WHAT IS BEING ASKED: Search the material for the string "title", then return every line where it is found.
## Start
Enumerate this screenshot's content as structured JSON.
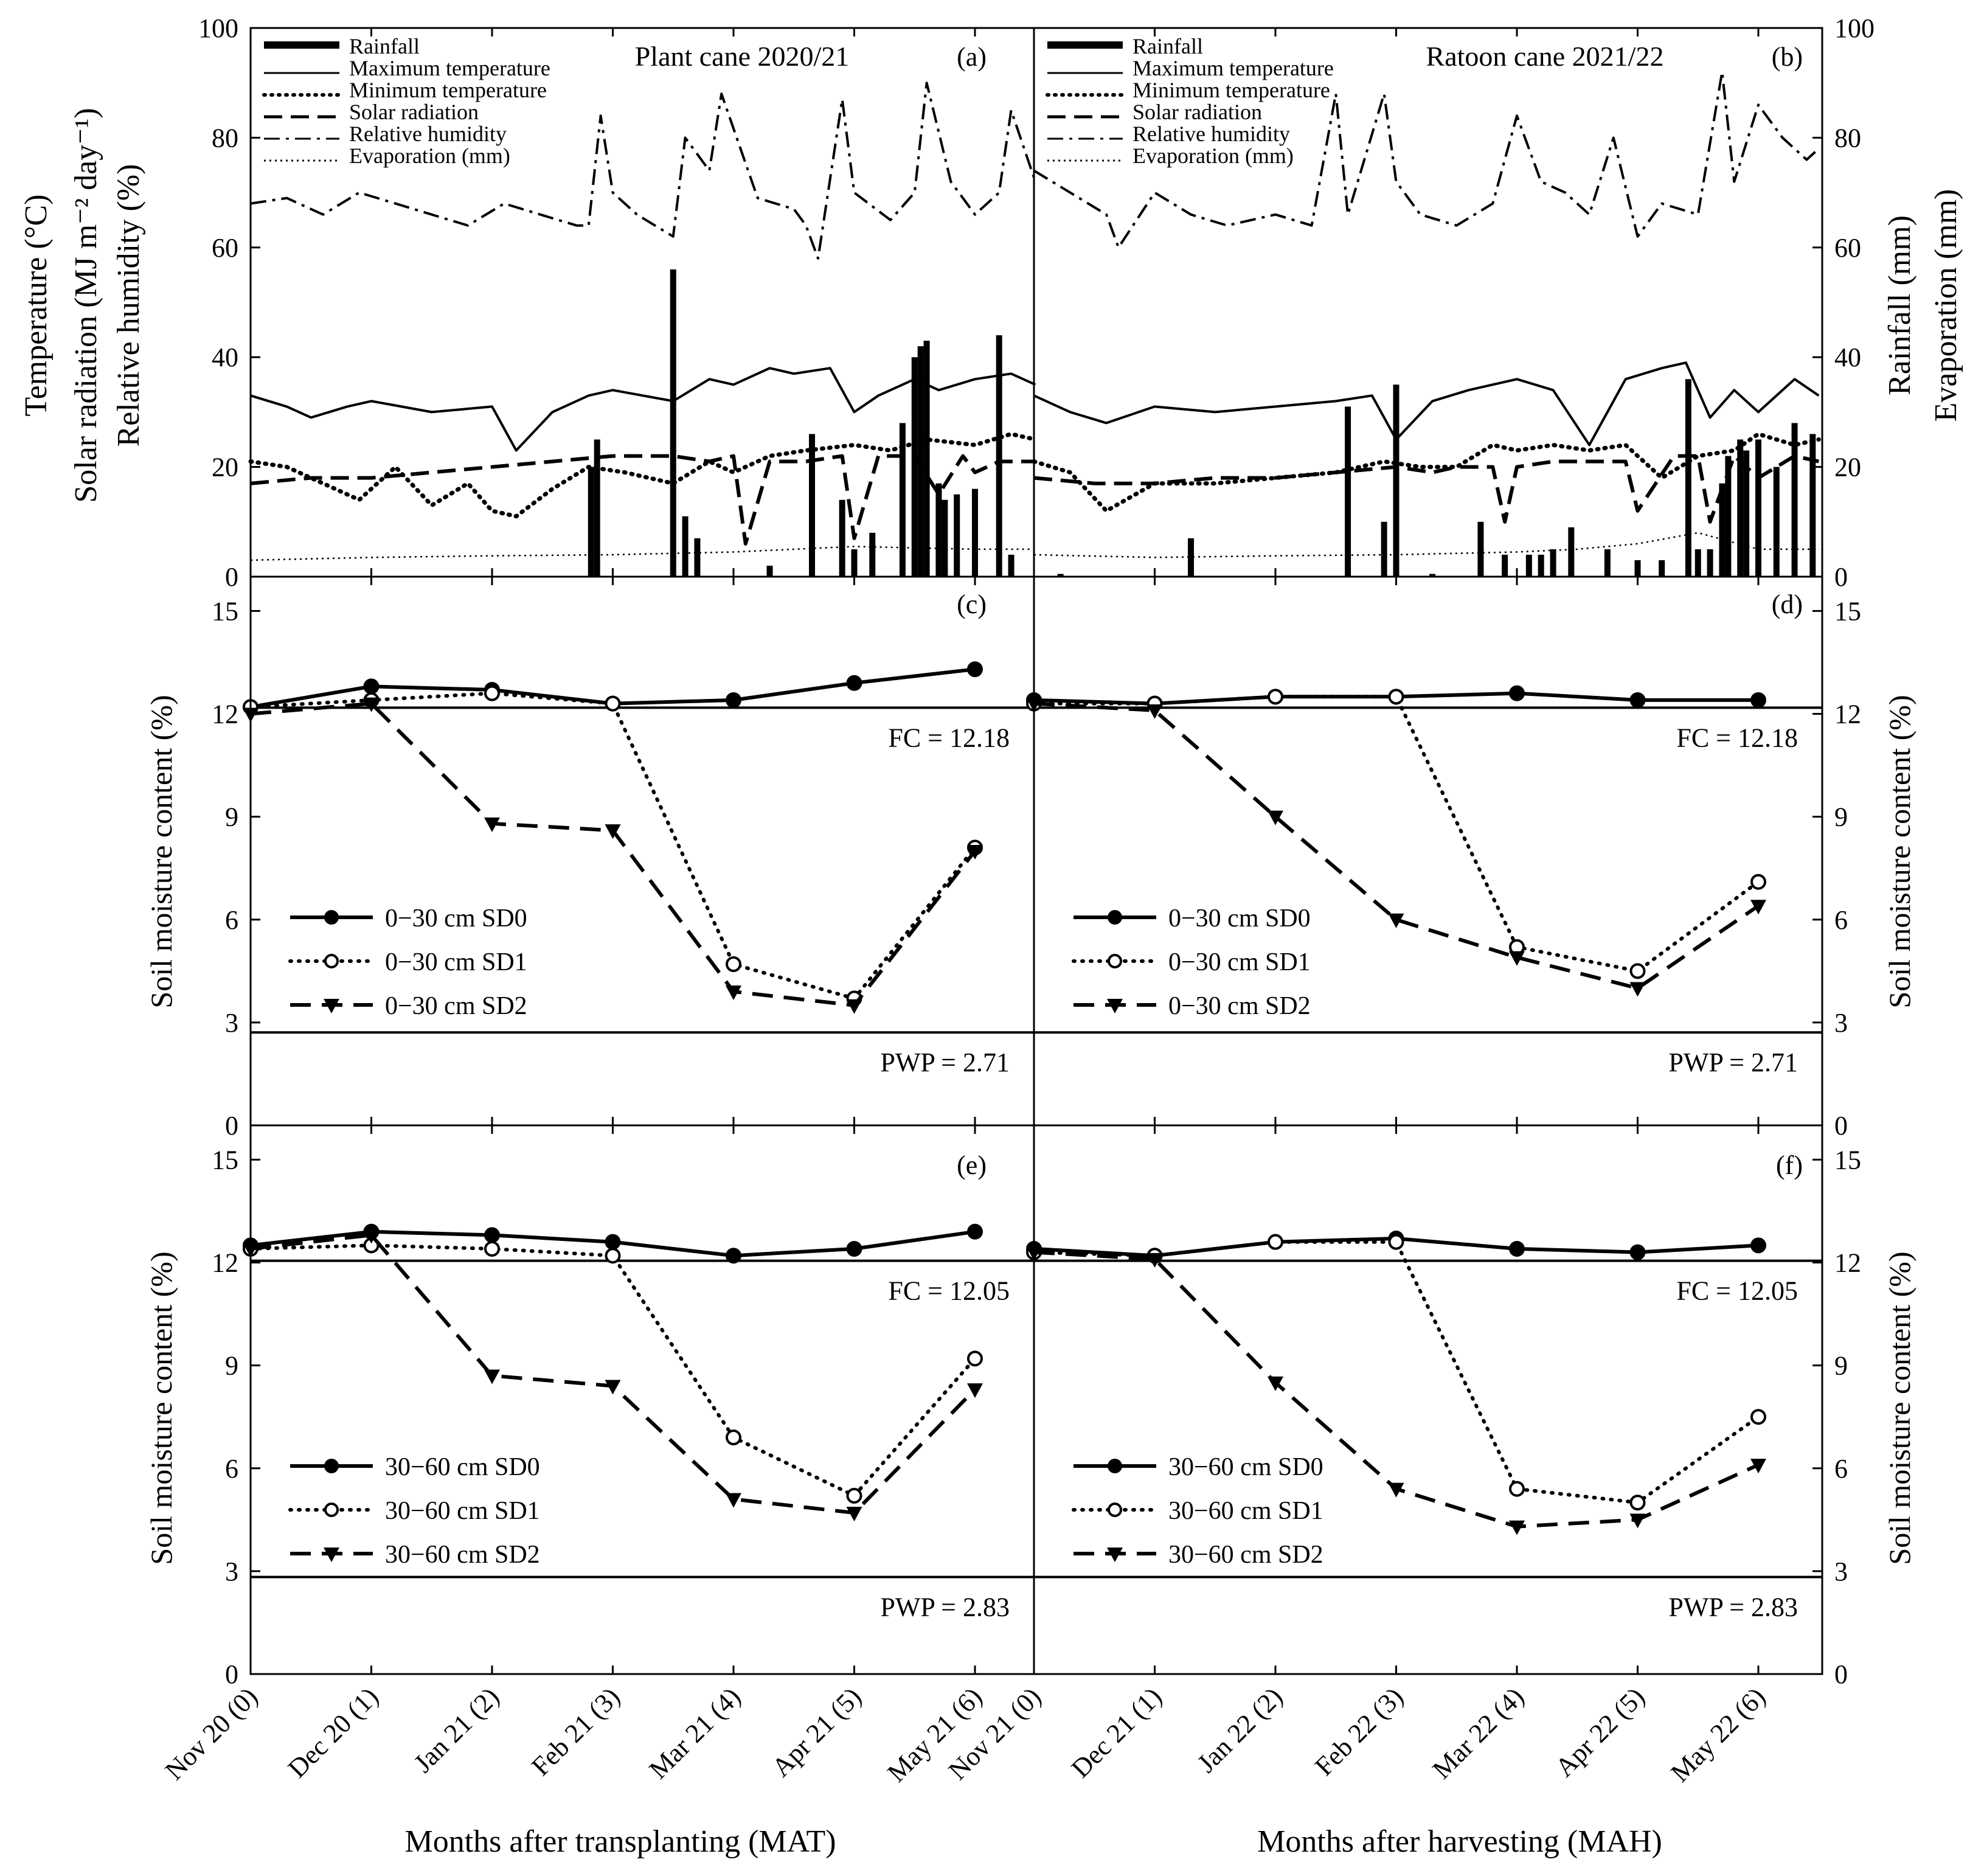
{
  "chart_data": [
    {
      "panel": "a",
      "type": "line",
      "title": "Plant cane 2020/21",
      "panel_label": "(a)",
      "ylabel_left": [
        "Temperature (°C)",
        "Solar radiation (MJ m⁻² day⁻¹)",
        "Relative humidity (%)"
      ],
      "ylim": [
        0,
        100
      ],
      "yticks": [
        "0",
        "20",
        "40",
        "60",
        "80",
        "100"
      ],
      "x_months": 6,
      "legend": [
        "Rainfall",
        "Maximum temperature",
        "Minimum temperature",
        "Solar radiation",
        "Relative humidity",
        "Evaporation (mm)"
      ],
      "series": [
        {
          "name": "Relative humidity",
          "style": "dashdot",
          "x": [
            0,
            0.3,
            0.6,
            0.9,
            1.2,
            1.5,
            1.8,
            2.1,
            2.4,
            2.7,
            2.8,
            2.9,
            3.0,
            3.2,
            3.5,
            3.6,
            3.8,
            3.9,
            4.2,
            4.5,
            4.6,
            4.7,
            4.9,
            5.0,
            5.3,
            5.5,
            5.6,
            5.8,
            6.0,
            6.2,
            6.3,
            6.5
          ],
          "values": [
            68,
            69,
            66,
            70,
            68,
            66,
            64,
            68,
            66,
            64,
            64,
            84,
            70,
            66,
            62,
            80,
            74,
            88,
            69,
            67,
            64,
            58,
            87,
            70,
            65,
            70,
            90,
            72,
            66,
            70,
            85,
            72
          ]
        },
        {
          "name": "Maximum temperature",
          "style": "solid",
          "x": [
            0,
            0.3,
            0.5,
            0.8,
            1.0,
            1.5,
            2.0,
            2.2,
            2.5,
            2.8,
            3.0,
            3.5,
            3.8,
            4.0,
            4.3,
            4.5,
            4.8,
            5.0,
            5.2,
            5.5,
            5.7,
            6.0,
            6.3,
            6.5
          ],
          "values": [
            33,
            31,
            29,
            31,
            32,
            30,
            31,
            23,
            30,
            33,
            34,
            32,
            36,
            35,
            38,
            37,
            38,
            30,
            33,
            36,
            34,
            36,
            37,
            35
          ]
        },
        {
          "name": "Minimum temperature",
          "style": "dotted",
          "x": [
            0,
            0.3,
            0.6,
            0.9,
            1.2,
            1.5,
            1.8,
            2.0,
            2.2,
            2.5,
            2.8,
            3.1,
            3.5,
            3.8,
            4.0,
            4.3,
            4.6,
            5.0,
            5.3,
            5.6,
            6.0,
            6.3,
            6.5
          ],
          "values": [
            21,
            20,
            17,
            14,
            20,
            13,
            17,
            12,
            11,
            16,
            20,
            19,
            17,
            21,
            19,
            22,
            23,
            24,
            23,
            25,
            24,
            26,
            25
          ]
        },
        {
          "name": "Solar radiation",
          "style": "dashed",
          "x": [
            0,
            0.5,
            1.0,
            1.5,
            2.0,
            2.5,
            3.0,
            3.5,
            3.8,
            4.0,
            4.1,
            4.3,
            4.6,
            4.9,
            5.0,
            5.2,
            5.5,
            5.7,
            5.9,
            6.0,
            6.2,
            6.5
          ],
          "values": [
            17,
            18,
            18,
            19,
            20,
            21,
            22,
            22,
            21,
            22,
            6,
            21,
            21,
            22,
            7,
            22,
            22,
            15,
            22,
            19,
            21,
            21
          ]
        },
        {
          "name": "Evaporation (mm)",
          "style": "dotted-thin",
          "x": [
            0,
            1,
            2,
            3,
            4,
            4.5,
            5,
            6,
            6.5
          ],
          "values": [
            3,
            3.5,
            3.8,
            4,
            4.5,
            5,
            5.5,
            5,
            5
          ]
        },
        {
          "name": "Rainfall",
          "style": "bar",
          "x": [
            2.82,
            2.87,
            3.5,
            3.6,
            3.7,
            4.3,
            4.65,
            4.9,
            5.0,
            5.15,
            5.4,
            5.5,
            5.55,
            5.6,
            5.7,
            5.75,
            5.85,
            6.0,
            6.2,
            6.3
          ],
          "values": [
            20,
            25,
            56,
            11,
            7,
            2,
            26,
            14,
            5,
            8,
            28,
            40,
            42,
            43,
            17,
            14,
            15,
            16,
            44,
            4
          ]
        }
      ]
    },
    {
      "panel": "b",
      "type": "line",
      "title": "Ratoon cane 2021/22",
      "panel_label": "(b)",
      "ylabel_right": [
        "Rainfall (mm)",
        "Evaporation (mm)"
      ],
      "ylim": [
        0,
        100
      ],
      "yticks": [
        "0",
        "20",
        "40",
        "60",
        "80",
        "100"
      ],
      "x_months": 6,
      "legend": [
        "Rainfall",
        "Maximum temperature",
        "Minimum temperature",
        "Solar radiation",
        "Relative humidity",
        "Evaporation (mm)"
      ],
      "series": [
        {
          "name": "Relative humidity",
          "style": "dashdot",
          "x": [
            0,
            0.3,
            0.6,
            0.7,
            1.0,
            1.3,
            1.6,
            2.0,
            2.3,
            2.5,
            2.6,
            2.9,
            3.0,
            3.2,
            3.5,
            3.8,
            4.0,
            4.2,
            4.4,
            4.6,
            4.8,
            5.0,
            5.2,
            5.5,
            5.7,
            5.8,
            6.0,
            6.2,
            6.4,
            6.5
          ],
          "values": [
            74,
            70,
            66,
            60,
            70,
            66,
            64,
            66,
            64,
            88,
            66,
            88,
            72,
            66,
            64,
            68,
            84,
            72,
            70,
            66,
            80,
            62,
            68,
            66,
            92,
            72,
            86,
            80,
            76,
            78
          ]
        },
        {
          "name": "Maximum temperature",
          "style": "solid",
          "x": [
            0,
            0.3,
            0.6,
            1.0,
            1.5,
            2.0,
            2.5,
            2.8,
            3.0,
            3.3,
            3.6,
            4.0,
            4.3,
            4.6,
            4.9,
            5.2,
            5.4,
            5.6,
            5.8,
            6.0,
            6.3,
            6.5
          ],
          "values": [
            33,
            30,
            28,
            31,
            30,
            31,
            32,
            33,
            25,
            32,
            34,
            36,
            34,
            24,
            36,
            38,
            39,
            29,
            34,
            30,
            36,
            33
          ]
        },
        {
          "name": "Minimum temperature",
          "style": "dotted",
          "x": [
            0,
            0.3,
            0.6,
            1.0,
            1.5,
            2.0,
            2.5,
            2.9,
            3.2,
            3.5,
            3.8,
            4.0,
            4.3,
            4.6,
            4.9,
            5.2,
            5.5,
            5.8,
            6.0,
            6.3,
            6.5
          ],
          "values": [
            21,
            19,
            12,
            17,
            17,
            18,
            19,
            21,
            20,
            20,
            24,
            23,
            24,
            23,
            24,
            18,
            22,
            23,
            26,
            24,
            25
          ]
        },
        {
          "name": "Solar radiation",
          "style": "dashed",
          "x": [
            0,
            0.5,
            1.0,
            1.5,
            2.0,
            2.5,
            3.0,
            3.3,
            3.5,
            3.8,
            3.9,
            4.0,
            4.3,
            4.6,
            4.9,
            5.0,
            5.3,
            5.5,
            5.6,
            5.8,
            6.0,
            6.3,
            6.5
          ],
          "values": [
            18,
            17,
            17,
            18,
            18,
            19,
            20,
            19,
            20,
            20,
            10,
            20,
            21,
            21,
            21,
            12,
            22,
            22,
            10,
            22,
            18,
            22,
            21
          ]
        },
        {
          "name": "Evaporation (mm)",
          "style": "dotted-thin",
          "x": [
            0,
            1,
            2,
            3,
            4,
            4.5,
            5,
            5.5,
            6,
            6.5
          ],
          "values": [
            4,
            3.5,
            3.8,
            4,
            4.5,
            5,
            6,
            8,
            5,
            5
          ]
        },
        {
          "name": "Rainfall",
          "style": "bar",
          "x": [
            0.22,
            1.3,
            2.6,
            2.9,
            3.0,
            3.3,
            3.7,
            3.9,
            4.1,
            4.2,
            4.3,
            4.45,
            4.75,
            5.0,
            5.2,
            5.42,
            5.5,
            5.6,
            5.7,
            5.75,
            5.85,
            5.9,
            6.0,
            6.15,
            6.3,
            6.45
          ],
          "values": [
            0.5,
            7,
            31,
            10,
            35,
            0.5,
            10,
            4,
            4,
            4,
            5,
            9,
            5,
            3,
            3,
            36,
            5,
            5,
            17,
            22,
            25,
            23,
            25,
            20,
            28,
            26
          ]
        }
      ]
    },
    {
      "panel": "c",
      "type": "line",
      "panel_label": "(c)",
      "ylabel_left": "Soil moisture content (%)",
      "ylim": [
        0,
        16
      ],
      "yticks": [
        "0",
        "3",
        "6",
        "9",
        "12",
        "15"
      ],
      "reference_lines": [
        {
          "label": "FC = 12.18",
          "value": 12.18
        },
        {
          "label": "PWP = 2.71",
          "value": 2.71
        }
      ],
      "series": [
        {
          "name": "0−30 cm SD0",
          "style": "solid",
          "marker": "filled-circle",
          "x": [
            0,
            1,
            2,
            3,
            4,
            5,
            6
          ],
          "values": [
            12.2,
            12.8,
            12.7,
            12.3,
            12.4,
            12.9,
            13.3
          ]
        },
        {
          "name": "0−30 cm SD1",
          "style": "dotted",
          "marker": "open-circle",
          "x": [
            0,
            1,
            2,
            3,
            4,
            5,
            6
          ],
          "values": [
            12.2,
            12.4,
            12.6,
            12.3,
            4.7,
            3.7,
            8.1
          ]
        },
        {
          "name": "0−30 cm SD2",
          "style": "dashed",
          "marker": "triangle-down",
          "x": [
            0,
            1,
            2,
            3,
            4,
            5,
            6
          ],
          "values": [
            12.0,
            12.3,
            8.8,
            8.6,
            3.9,
            3.5,
            8.0
          ]
        }
      ]
    },
    {
      "panel": "d",
      "type": "line",
      "panel_label": "(d)",
      "ylabel_right": "Soil moisture content (%)",
      "ylim": [
        0,
        16
      ],
      "yticks": [
        "0",
        "3",
        "6",
        "9",
        "12",
        "15"
      ],
      "reference_lines": [
        {
          "label": "FC = 12.18",
          "value": 12.18
        },
        {
          "label": "PWP = 2.71",
          "value": 2.71
        }
      ],
      "series": [
        {
          "name": "0−30 cm SD0",
          "style": "solid",
          "marker": "filled-circle",
          "x": [
            0,
            1,
            2,
            3,
            4,
            5,
            6
          ],
          "values": [
            12.4,
            12.3,
            12.5,
            12.5,
            12.6,
            12.4,
            12.4
          ]
        },
        {
          "name": "0−30 cm SD1",
          "style": "dotted",
          "marker": "open-circle",
          "x": [
            0,
            1,
            2,
            3,
            4,
            5,
            6
          ],
          "values": [
            12.3,
            12.3,
            12.5,
            12.5,
            5.2,
            4.5,
            7.1
          ]
        },
        {
          "name": "0−30 cm SD2",
          "style": "dashed",
          "marker": "triangle-down",
          "x": [
            0,
            1,
            2,
            3,
            4,
            5,
            6
          ],
          "values": [
            12.3,
            12.1,
            9.0,
            6.0,
            4.9,
            4.0,
            6.4
          ]
        }
      ]
    },
    {
      "panel": "e",
      "type": "line",
      "panel_label": "(e)",
      "ylabel_left": "Soil moisture content (%)",
      "ylim": [
        0,
        16
      ],
      "yticks": [
        "0",
        "3",
        "6",
        "9",
        "12",
        "15"
      ],
      "reference_lines": [
        {
          "label": "FC = 12.05",
          "value": 12.05
        },
        {
          "label": "PWP = 2.83",
          "value": 2.83
        }
      ],
      "xticks": [
        "Nov 20 (0)",
        "Dec 20 (1)",
        "Jan 21 (2)",
        "Feb 21 (3)",
        "Mar 21 (4)",
        "Apr 21 (5)",
        "May 21 (6)"
      ],
      "xlabel": "Months after transplanting (MAT)",
      "series": [
        {
          "name": "30−60 cm SD0",
          "style": "solid",
          "marker": "filled-circle",
          "x": [
            0,
            1,
            2,
            3,
            4,
            5,
            6
          ],
          "values": [
            12.5,
            12.9,
            12.8,
            12.6,
            12.2,
            12.4,
            12.9
          ]
        },
        {
          "name": "30−60 cm SD1",
          "style": "dotted",
          "marker": "open-circle",
          "x": [
            0,
            1,
            2,
            3,
            4,
            5,
            6
          ],
          "values": [
            12.4,
            12.5,
            12.4,
            12.2,
            6.9,
            5.2,
            9.2
          ]
        },
        {
          "name": "30−60 cm SD2",
          "style": "dashed",
          "marker": "triangle-down",
          "x": [
            0,
            1,
            2,
            3,
            4,
            5,
            6
          ],
          "values": [
            12.4,
            12.8,
            8.7,
            8.4,
            5.1,
            4.7,
            8.3
          ]
        }
      ]
    },
    {
      "panel": "f",
      "type": "line",
      "panel_label": "(f)",
      "ylabel_right": "Soil moisture content (%)",
      "ylim": [
        0,
        16
      ],
      "yticks": [
        "0",
        "3",
        "6",
        "9",
        "12",
        "15"
      ],
      "reference_lines": [
        {
          "label": "FC = 12.05",
          "value": 12.05
        },
        {
          "label": "PWP = 2.83",
          "value": 2.83
        }
      ],
      "xticks": [
        "Nov 21 (0)",
        "Dec 21 (1)",
        "Jan 22 (2)",
        "Feb 22 (3)",
        "Mar 22 (4)",
        "Apr 22 (5)",
        "May 22 (6)"
      ],
      "xlabel": "Months after harvesting (MAH)",
      "series": [
        {
          "name": "30−60 cm SD0",
          "style": "solid",
          "marker": "filled-circle",
          "x": [
            0,
            1,
            2,
            3,
            4,
            5,
            6
          ],
          "values": [
            12.4,
            12.2,
            12.6,
            12.7,
            12.4,
            12.3,
            12.5
          ]
        },
        {
          "name": "30−60 cm SD1",
          "style": "dotted",
          "marker": "open-circle",
          "x": [
            0,
            1,
            2,
            3,
            4,
            5,
            6
          ],
          "values": [
            12.3,
            12.2,
            12.6,
            12.6,
            5.4,
            5.0,
            7.5
          ]
        },
        {
          "name": "30−60 cm SD2",
          "style": "dashed",
          "marker": "triangle-down",
          "x": [
            0,
            1,
            2,
            3,
            4,
            5,
            6
          ],
          "values": [
            12.3,
            12.1,
            8.5,
            5.4,
            4.3,
            4.5,
            6.1
          ]
        }
      ]
    }
  ]
}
## End
THE ANSWER:
      "title": "Plant cane 2020/21",
      "title": "Ratoon cane 2021/22",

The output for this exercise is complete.